Recorded information>
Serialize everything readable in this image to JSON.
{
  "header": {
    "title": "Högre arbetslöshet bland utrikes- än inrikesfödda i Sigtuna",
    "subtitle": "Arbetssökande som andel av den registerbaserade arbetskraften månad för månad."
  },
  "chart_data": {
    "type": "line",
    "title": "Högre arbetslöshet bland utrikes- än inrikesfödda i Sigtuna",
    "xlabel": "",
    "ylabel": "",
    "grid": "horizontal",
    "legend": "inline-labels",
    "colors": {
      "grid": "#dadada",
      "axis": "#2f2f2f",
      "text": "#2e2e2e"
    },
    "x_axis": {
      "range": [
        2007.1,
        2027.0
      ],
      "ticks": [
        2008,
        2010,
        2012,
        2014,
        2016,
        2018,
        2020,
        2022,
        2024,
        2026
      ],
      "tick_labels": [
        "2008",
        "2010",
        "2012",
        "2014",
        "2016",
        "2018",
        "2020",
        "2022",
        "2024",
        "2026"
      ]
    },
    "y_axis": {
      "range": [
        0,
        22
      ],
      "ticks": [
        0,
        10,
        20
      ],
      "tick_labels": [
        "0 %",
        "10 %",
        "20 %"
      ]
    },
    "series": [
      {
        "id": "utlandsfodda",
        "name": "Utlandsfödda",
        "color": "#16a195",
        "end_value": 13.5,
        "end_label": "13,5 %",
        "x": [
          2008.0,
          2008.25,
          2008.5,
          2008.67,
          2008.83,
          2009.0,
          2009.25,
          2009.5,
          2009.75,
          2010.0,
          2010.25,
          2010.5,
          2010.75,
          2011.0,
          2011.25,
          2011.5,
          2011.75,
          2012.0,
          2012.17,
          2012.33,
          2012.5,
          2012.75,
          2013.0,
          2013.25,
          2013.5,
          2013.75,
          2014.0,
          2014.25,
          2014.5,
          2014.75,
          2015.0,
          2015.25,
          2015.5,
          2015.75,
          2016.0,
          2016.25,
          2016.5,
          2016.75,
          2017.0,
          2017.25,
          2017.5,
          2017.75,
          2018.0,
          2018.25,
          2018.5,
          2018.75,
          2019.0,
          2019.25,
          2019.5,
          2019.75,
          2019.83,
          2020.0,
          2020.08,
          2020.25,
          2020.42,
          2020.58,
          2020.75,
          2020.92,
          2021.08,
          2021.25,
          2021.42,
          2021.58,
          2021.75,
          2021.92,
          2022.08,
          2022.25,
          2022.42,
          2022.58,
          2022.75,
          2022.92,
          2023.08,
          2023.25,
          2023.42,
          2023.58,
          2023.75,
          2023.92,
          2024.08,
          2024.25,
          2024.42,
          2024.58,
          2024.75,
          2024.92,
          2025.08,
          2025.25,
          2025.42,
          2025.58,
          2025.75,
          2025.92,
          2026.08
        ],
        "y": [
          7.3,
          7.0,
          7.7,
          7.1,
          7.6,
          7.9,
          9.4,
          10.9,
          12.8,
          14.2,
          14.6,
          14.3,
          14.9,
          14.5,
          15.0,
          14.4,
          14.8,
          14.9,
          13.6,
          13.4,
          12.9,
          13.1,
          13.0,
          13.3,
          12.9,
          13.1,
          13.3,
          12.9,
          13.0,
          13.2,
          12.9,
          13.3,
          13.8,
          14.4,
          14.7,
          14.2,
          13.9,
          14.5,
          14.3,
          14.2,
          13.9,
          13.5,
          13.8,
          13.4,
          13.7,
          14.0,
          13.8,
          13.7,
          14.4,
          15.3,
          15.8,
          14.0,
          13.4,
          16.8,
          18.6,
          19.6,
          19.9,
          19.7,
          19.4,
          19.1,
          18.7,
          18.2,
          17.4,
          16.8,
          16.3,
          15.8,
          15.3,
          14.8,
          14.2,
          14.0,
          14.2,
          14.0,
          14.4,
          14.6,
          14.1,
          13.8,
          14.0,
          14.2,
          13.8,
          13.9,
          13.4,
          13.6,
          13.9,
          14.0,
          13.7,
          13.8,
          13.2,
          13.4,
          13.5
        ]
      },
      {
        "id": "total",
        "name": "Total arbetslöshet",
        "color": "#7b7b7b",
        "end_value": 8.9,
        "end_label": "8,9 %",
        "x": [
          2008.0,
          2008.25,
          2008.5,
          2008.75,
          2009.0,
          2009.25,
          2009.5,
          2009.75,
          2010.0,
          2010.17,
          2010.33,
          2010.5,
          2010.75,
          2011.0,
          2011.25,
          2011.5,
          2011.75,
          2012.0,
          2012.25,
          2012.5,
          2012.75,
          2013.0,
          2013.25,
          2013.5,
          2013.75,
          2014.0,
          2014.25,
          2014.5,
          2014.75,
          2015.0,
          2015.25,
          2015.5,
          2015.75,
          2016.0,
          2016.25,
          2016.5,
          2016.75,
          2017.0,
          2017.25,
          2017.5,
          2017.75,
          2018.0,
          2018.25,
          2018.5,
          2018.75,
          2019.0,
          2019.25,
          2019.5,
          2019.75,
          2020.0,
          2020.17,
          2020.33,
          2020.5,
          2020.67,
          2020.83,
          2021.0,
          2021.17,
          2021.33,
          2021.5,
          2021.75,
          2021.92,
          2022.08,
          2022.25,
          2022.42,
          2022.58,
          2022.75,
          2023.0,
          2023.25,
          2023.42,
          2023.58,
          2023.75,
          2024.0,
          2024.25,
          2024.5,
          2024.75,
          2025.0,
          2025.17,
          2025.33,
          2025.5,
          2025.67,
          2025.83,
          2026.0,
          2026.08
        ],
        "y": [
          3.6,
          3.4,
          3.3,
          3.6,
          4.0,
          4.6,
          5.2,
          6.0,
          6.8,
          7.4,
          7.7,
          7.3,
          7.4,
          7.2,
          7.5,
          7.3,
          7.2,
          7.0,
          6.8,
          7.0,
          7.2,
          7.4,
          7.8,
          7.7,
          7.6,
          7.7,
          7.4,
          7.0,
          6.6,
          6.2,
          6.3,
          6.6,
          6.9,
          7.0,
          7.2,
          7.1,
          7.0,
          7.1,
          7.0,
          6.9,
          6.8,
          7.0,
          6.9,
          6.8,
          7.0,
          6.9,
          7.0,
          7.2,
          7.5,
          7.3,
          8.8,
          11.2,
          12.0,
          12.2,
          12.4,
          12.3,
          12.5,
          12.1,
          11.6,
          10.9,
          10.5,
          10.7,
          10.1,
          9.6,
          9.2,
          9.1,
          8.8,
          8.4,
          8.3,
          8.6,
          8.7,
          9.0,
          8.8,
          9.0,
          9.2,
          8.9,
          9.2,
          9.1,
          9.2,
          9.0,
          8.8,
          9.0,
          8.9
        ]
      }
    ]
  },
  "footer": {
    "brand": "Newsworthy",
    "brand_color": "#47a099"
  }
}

Task prompt> Reproduce the listing in full. Keep it exactly as written.

Answer in full>
Serialize everything readable in this image to JSON.
{
  "header": {
    "title": "Högre arbetslöshet bland utrikes- än inrikesfödda i Sigtuna",
    "subtitle": "Arbetssökande som andel av den registerbaserade arbetskraften månad för månad."
  },
  "chart_data": {
    "type": "line",
    "title": "Högre arbetslöshet bland utrikes- än inrikesfödda i Sigtuna",
    "xlabel": "",
    "ylabel": "",
    "grid": "horizontal",
    "legend": "inline-labels",
    "colors": {
      "grid": "#dadada",
      "axis": "#2f2f2f",
      "text": "#2e2e2e"
    },
    "x_axis": {
      "range": [
        2007.1,
        2027.0
      ],
      "ticks": [
        2008,
        2010,
        2012,
        2014,
        2016,
        2018,
        2020,
        2022,
        2024,
        2026
      ],
      "tick_labels": [
        "2008",
        "2010",
        "2012",
        "2014",
        "2016",
        "2018",
        "2020",
        "2022",
        "2024",
        "2026"
      ]
    },
    "y_axis": {
      "range": [
        0,
        22
      ],
      "ticks": [
        0,
        10,
        20
      ],
      "tick_labels": [
        "0 %",
        "10 %",
        "20 %"
      ]
    },
    "series": [
      {
        "id": "utlandsfodda",
        "name": "Utlandsfödda",
        "color": "#16a195",
        "end_value": 13.5,
        "end_label": "13,5 %",
        "x": [
          2008.0,
          2008.25,
          2008.5,
          2008.67,
          2008.83,
          2009.0,
          2009.25,
          2009.5,
          2009.75,
          2010.0,
          2010.25,
          2010.5,
          2010.75,
          2011.0,
          2011.25,
          2011.5,
          2011.75,
          2012.0,
          2012.17,
          2012.33,
          2012.5,
          2012.75,
          2013.0,
          2013.25,
          2013.5,
          2013.75,
          2014.0,
          2014.25,
          2014.5,
          2014.75,
          2015.0,
          2015.25,
          2015.5,
          2015.75,
          2016.0,
          2016.25,
          2016.5,
          2016.75,
          2017.0,
          2017.25,
          2017.5,
          2017.75,
          2018.0,
          2018.25,
          2018.5,
          2018.75,
          2019.0,
          2019.25,
          2019.5,
          2019.75,
          2019.83,
          2020.0,
          2020.08,
          2020.25,
          2020.42,
          2020.58,
          2020.75,
          2020.92,
          2021.08,
          2021.25,
          2021.42,
          2021.58,
          2021.75,
          2021.92,
          2022.08,
          2022.25,
          2022.42,
          2022.58,
          2022.75,
          2022.92,
          2023.08,
          2023.25,
          2023.42,
          2023.58,
          2023.75,
          2023.92,
          2024.08,
          2024.25,
          2024.42,
          2024.58,
          2024.75,
          2024.92,
          2025.08,
          2025.25,
          2025.42,
          2025.58,
          2025.75,
          2025.92,
          2026.08
        ],
        "y": [
          7.3,
          7.0,
          7.7,
          7.1,
          7.6,
          7.9,
          9.4,
          10.9,
          12.8,
          14.2,
          14.6,
          14.3,
          14.9,
          14.5,
          15.0,
          14.4,
          14.8,
          14.9,
          13.6,
          13.4,
          12.9,
          13.1,
          13.0,
          13.3,
          12.9,
          13.1,
          13.3,
          12.9,
          13.0,
          13.2,
          12.9,
          13.3,
          13.8,
          14.4,
          14.7,
          14.2,
          13.9,
          14.5,
          14.3,
          14.2,
          13.9,
          13.5,
          13.8,
          13.4,
          13.7,
          14.0,
          13.8,
          13.7,
          14.4,
          15.3,
          15.8,
          14.0,
          13.4,
          16.8,
          18.6,
          19.6,
          19.9,
          19.7,
          19.4,
          19.1,
          18.7,
          18.2,
          17.4,
          16.8,
          16.3,
          15.8,
          15.3,
          14.8,
          14.2,
          14.0,
          14.2,
          14.0,
          14.4,
          14.6,
          14.1,
          13.8,
          14.0,
          14.2,
          13.8,
          13.9,
          13.4,
          13.6,
          13.9,
          14.0,
          13.7,
          13.8,
          13.2,
          13.4,
          13.5
        ]
      },
      {
        "id": "total",
        "name": "Total arbetslöshet",
        "color": "#7b7b7b",
        "end_value": 8.9,
        "end_label": "8,9 %",
        "x": [
          2008.0,
          2008.25,
          2008.5,
          2008.75,
          2009.0,
          2009.25,
          2009.5,
          2009.75,
          2010.0,
          2010.17,
          2010.33,
          2010.5,
          2010.75,
          2011.0,
          2011.25,
          2011.5,
          2011.75,
          2012.0,
          2012.25,
          2012.5,
          2012.75,
          2013.0,
          2013.25,
          2013.5,
          2013.75,
          2014.0,
          2014.25,
          2014.5,
          2014.75,
          2015.0,
          2015.25,
          2015.5,
          2015.75,
          2016.0,
          2016.25,
          2016.5,
          2016.75,
          2017.0,
          2017.25,
          2017.5,
          2017.75,
          2018.0,
          2018.25,
          2018.5,
          2018.75,
          2019.0,
          2019.25,
          2019.5,
          2019.75,
          2020.0,
          2020.17,
          2020.33,
          2020.5,
          2020.67,
          2020.83,
          2021.0,
          2021.17,
          2021.33,
          2021.5,
          2021.75,
          2021.92,
          2022.08,
          2022.25,
          2022.42,
          2022.58,
          2022.75,
          2023.0,
          2023.25,
          2023.42,
          2023.58,
          2023.75,
          2024.0,
          2024.25,
          2024.5,
          2024.75,
          2025.0,
          2025.17,
          2025.33,
          2025.5,
          2025.67,
          2025.83,
          2026.0,
          2026.08
        ],
        "y": [
          3.6,
          3.4,
          3.3,
          3.6,
          4.0,
          4.6,
          5.2,
          6.0,
          6.8,
          7.4,
          7.7,
          7.3,
          7.4,
          7.2,
          7.5,
          7.3,
          7.2,
          7.0,
          6.8,
          7.0,
          7.2,
          7.4,
          7.8,
          7.7,
          7.6,
          7.7,
          7.4,
          7.0,
          6.6,
          6.2,
          6.3,
          6.6,
          6.9,
          7.0,
          7.2,
          7.1,
          7.0,
          7.1,
          7.0,
          6.9,
          6.8,
          7.0,
          6.9,
          6.8,
          7.0,
          6.9,
          7.0,
          7.2,
          7.5,
          7.3,
          8.8,
          11.2,
          12.0,
          12.2,
          12.4,
          12.3,
          12.5,
          12.1,
          11.6,
          10.9,
          10.5,
          10.7,
          10.1,
          9.6,
          9.2,
          9.1,
          8.8,
          8.4,
          8.3,
          8.6,
          8.7,
          9.0,
          8.8,
          9.0,
          9.2,
          8.9,
          9.2,
          9.1,
          9.2,
          9.0,
          8.8,
          9.0,
          8.9
        ]
      }
    ]
  },
  "footer": {
    "brand": "Newsworthy",
    "brand_color": "#47a099"
  }
}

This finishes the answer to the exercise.